• **EXERCISE PROMPT**: Check every line below for the word "Levels" and copy each one that has it.

• **INPUT DATA**:
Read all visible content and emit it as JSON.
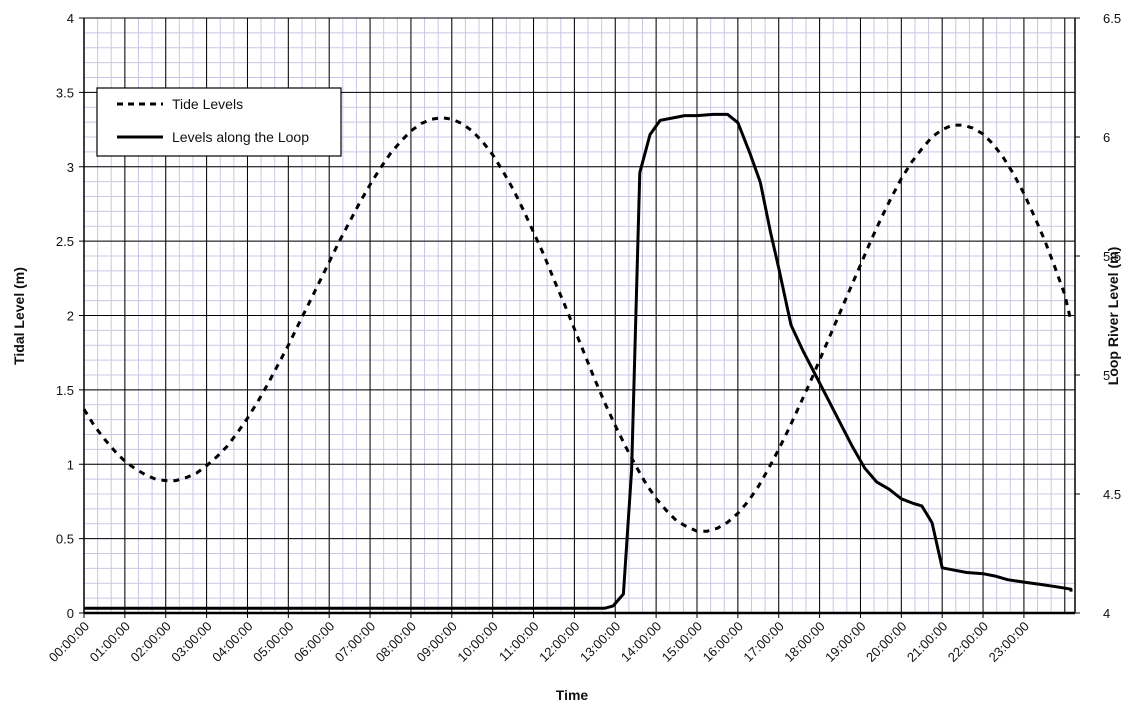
{
  "chart_data": {
    "type": "line",
    "xlabel": "Time",
    "ylabel_left": "Tidal Level (m)",
    "ylabel_right": "Loop River Level (m)",
    "x_ticks": [
      "00:00:00",
      "01:00:00",
      "02:00:00",
      "03:00:00",
      "04:00:00",
      "05:00:00",
      "06:00:00",
      "07:00:00",
      "08:00:00",
      "09:00:00",
      "10:00:00",
      "11:00:00",
      "12:00:00",
      "13:00:00",
      "14:00:00",
      "15:00:00",
      "16:00:00",
      "17:00:00",
      "18:00:00",
      "19:00:00",
      "20:00:00",
      "21:00:00",
      "22:00:00",
      "23:00:00"
    ],
    "xlim_hours": [
      0,
      24.25
    ],
    "ylim_left": [
      0,
      4
    ],
    "ylim_right": [
      4,
      6.5
    ],
    "y_ticks_left": [
      "0",
      "0.5",
      "1",
      "1.5",
      "2",
      "2.5",
      "3",
      "3.5",
      "4"
    ],
    "y_ticks_right": [
      "4",
      "4.5",
      "5",
      "5.5",
      "6",
      "6.5"
    ],
    "grid": true,
    "legend": "top-left",
    "series": [
      {
        "name": "Tide Levels",
        "style": "dotted",
        "axis": "left",
        "color": "#000000",
        "points": [
          [
            0.0,
            1.37
          ],
          [
            0.25,
            1.26
          ],
          [
            0.5,
            1.17
          ],
          [
            0.75,
            1.09
          ],
          [
            1.0,
            1.02
          ],
          [
            1.25,
            0.97
          ],
          [
            1.5,
            0.93
          ],
          [
            1.75,
            0.9
          ],
          [
            2.0,
            0.89
          ],
          [
            2.25,
            0.89
          ],
          [
            2.5,
            0.91
          ],
          [
            2.75,
            0.94
          ],
          [
            3.0,
            0.99
          ],
          [
            3.25,
            1.05
          ],
          [
            3.5,
            1.12
          ],
          [
            3.75,
            1.21
          ],
          [
            4.0,
            1.31
          ],
          [
            4.25,
            1.42
          ],
          [
            4.5,
            1.54
          ],
          [
            4.75,
            1.67
          ],
          [
            5.0,
            1.8
          ],
          [
            5.25,
            1.94
          ],
          [
            5.5,
            2.08
          ],
          [
            5.75,
            2.22
          ],
          [
            6.0,
            2.36
          ],
          [
            6.25,
            2.5
          ],
          [
            6.5,
            2.63
          ],
          [
            6.75,
            2.76
          ],
          [
            7.0,
            2.88
          ],
          [
            7.25,
            2.99
          ],
          [
            7.5,
            3.09
          ],
          [
            7.75,
            3.17
          ],
          [
            8.0,
            3.24
          ],
          [
            8.25,
            3.29
          ],
          [
            8.5,
            3.32
          ],
          [
            8.75,
            3.33
          ],
          [
            9.0,
            3.32
          ],
          [
            9.25,
            3.29
          ],
          [
            9.5,
            3.24
          ],
          [
            9.75,
            3.17
          ],
          [
            10.0,
            3.08
          ],
          [
            10.25,
            2.97
          ],
          [
            10.5,
            2.85
          ],
          [
            10.75,
            2.71
          ],
          [
            11.0,
            2.56
          ],
          [
            11.25,
            2.41
          ],
          [
            11.5,
            2.24
          ],
          [
            11.75,
            2.08
          ],
          [
            12.0,
            1.91
          ],
          [
            12.25,
            1.74
          ],
          [
            12.5,
            1.57
          ],
          [
            12.75,
            1.41
          ],
          [
            13.0,
            1.26
          ],
          [
            13.25,
            1.12
          ],
          [
            13.5,
            0.99
          ],
          [
            13.75,
            0.87
          ],
          [
            14.0,
            0.77
          ],
          [
            14.25,
            0.69
          ],
          [
            14.5,
            0.62
          ],
          [
            14.75,
            0.58
          ],
          [
            15.0,
            0.55
          ],
          [
            15.25,
            0.55
          ],
          [
            15.5,
            0.57
          ],
          [
            15.75,
            0.61
          ],
          [
            16.0,
            0.67
          ],
          [
            16.25,
            0.75
          ],
          [
            16.5,
            0.85
          ],
          [
            16.75,
            0.97
          ],
          [
            17.0,
            1.1
          ],
          [
            17.25,
            1.24
          ],
          [
            17.5,
            1.39
          ],
          [
            17.75,
            1.54
          ],
          [
            18.0,
            1.7
          ],
          [
            18.25,
            1.86
          ],
          [
            18.5,
            2.02
          ],
          [
            18.75,
            2.18
          ],
          [
            19.0,
            2.34
          ],
          [
            19.25,
            2.5
          ],
          [
            19.5,
            2.65
          ],
          [
            19.75,
            2.79
          ],
          [
            20.0,
            2.92
          ],
          [
            20.25,
            3.03
          ],
          [
            20.5,
            3.12
          ],
          [
            20.75,
            3.2
          ],
          [
            21.0,
            3.25
          ],
          [
            21.25,
            3.28
          ],
          [
            21.5,
            3.28
          ],
          [
            21.75,
            3.26
          ],
          [
            22.0,
            3.22
          ],
          [
            22.25,
            3.15
          ],
          [
            22.5,
            3.06
          ],
          [
            22.75,
            2.95
          ],
          [
            23.0,
            2.82
          ],
          [
            23.25,
            2.67
          ],
          [
            23.5,
            2.51
          ],
          [
            23.75,
            2.33
          ],
          [
            24.0,
            2.14
          ],
          [
            24.25,
            1.96
          ]
        ]
      },
      {
        "name": "Levels along the Loop",
        "style": "solid",
        "axis": "right",
        "color": "#000000",
        "points": [
          [
            0.0,
            4.02
          ],
          [
            12.0,
            4.02
          ],
          [
            12.75,
            4.02
          ],
          [
            12.95,
            4.03
          ],
          [
            13.2,
            4.08
          ],
          [
            13.4,
            4.6
          ],
          [
            13.6,
            5.85
          ],
          [
            13.85,
            6.01
          ],
          [
            14.1,
            6.07
          ],
          [
            14.4,
            6.08
          ],
          [
            14.7,
            6.09
          ],
          [
            15.0,
            6.09
          ],
          [
            15.4,
            6.095
          ],
          [
            15.75,
            6.095
          ],
          [
            16.0,
            6.06
          ],
          [
            16.3,
            5.93
          ],
          [
            16.55,
            5.81
          ],
          [
            16.8,
            5.6
          ],
          [
            17.0,
            5.45
          ],
          [
            17.3,
            5.21
          ],
          [
            17.6,
            5.1
          ],
          [
            17.9,
            5.0
          ],
          [
            18.2,
            4.9
          ],
          [
            18.5,
            4.8
          ],
          [
            18.8,
            4.7
          ],
          [
            19.1,
            4.61
          ],
          [
            19.4,
            4.55
          ],
          [
            19.7,
            4.52
          ],
          [
            20.0,
            4.48
          ],
          [
            20.3,
            4.46
          ],
          [
            20.5,
            4.45
          ],
          [
            20.75,
            4.38
          ],
          [
            21.0,
            4.19
          ],
          [
            21.3,
            4.18
          ],
          [
            21.6,
            4.17
          ],
          [
            22.0,
            4.165
          ],
          [
            22.3,
            4.155
          ],
          [
            22.6,
            4.14
          ],
          [
            23.0,
            4.13
          ],
          [
            23.4,
            4.12
          ],
          [
            23.8,
            4.11
          ],
          [
            24.2,
            4.1
          ],
          [
            24.6,
            4.095
          ],
          [
            25.0,
            4.09
          ],
          [
            25.1,
            4.09
          ]
        ]
      }
    ]
  }
}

• **ANSWER TO THE EXERCISE**:
        "name": "Tide Levels",
        "name": "Levels along the Loop",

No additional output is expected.